** START SOURCE DATA **

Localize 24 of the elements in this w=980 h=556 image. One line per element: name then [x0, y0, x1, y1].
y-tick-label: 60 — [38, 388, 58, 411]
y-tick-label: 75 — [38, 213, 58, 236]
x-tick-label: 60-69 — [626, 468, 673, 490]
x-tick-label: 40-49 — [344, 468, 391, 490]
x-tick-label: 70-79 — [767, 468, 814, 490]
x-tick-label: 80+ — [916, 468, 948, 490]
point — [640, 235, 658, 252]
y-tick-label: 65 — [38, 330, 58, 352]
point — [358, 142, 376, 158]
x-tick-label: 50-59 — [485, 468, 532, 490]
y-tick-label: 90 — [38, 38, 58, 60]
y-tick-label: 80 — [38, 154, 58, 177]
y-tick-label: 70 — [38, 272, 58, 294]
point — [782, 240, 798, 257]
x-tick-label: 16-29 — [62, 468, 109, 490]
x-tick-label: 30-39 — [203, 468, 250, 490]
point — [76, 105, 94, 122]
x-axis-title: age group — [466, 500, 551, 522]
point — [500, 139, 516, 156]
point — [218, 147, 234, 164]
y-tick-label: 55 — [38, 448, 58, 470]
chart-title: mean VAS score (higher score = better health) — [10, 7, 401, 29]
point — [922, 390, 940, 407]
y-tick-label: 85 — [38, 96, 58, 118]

** END SOURCE DATA **

**AIM OF THE TASK**
Copy the entries from the start through the line containing "y-tick-label: 90 — [38, 38, 58, 60]", inclusive, and substitute "marker" for each "point". Leave everything else unchanged.

**THE RESPONSE**
Localize 24 of the elements in this w=980 h=556 image. One line per element: name then [x0, y0, x1, y1].
y-tick-label: 60 — [38, 388, 58, 411]
y-tick-label: 75 — [38, 213, 58, 236]
x-tick-label: 60-69 — [626, 468, 673, 490]
x-tick-label: 40-49 — [344, 468, 391, 490]
x-tick-label: 70-79 — [767, 468, 814, 490]
x-tick-label: 80+ — [916, 468, 948, 490]
marker — [640, 235, 658, 252]
y-tick-label: 65 — [38, 330, 58, 352]
marker — [358, 142, 376, 158]
x-tick-label: 50-59 — [485, 468, 532, 490]
y-tick-label: 90 — [38, 38, 58, 60]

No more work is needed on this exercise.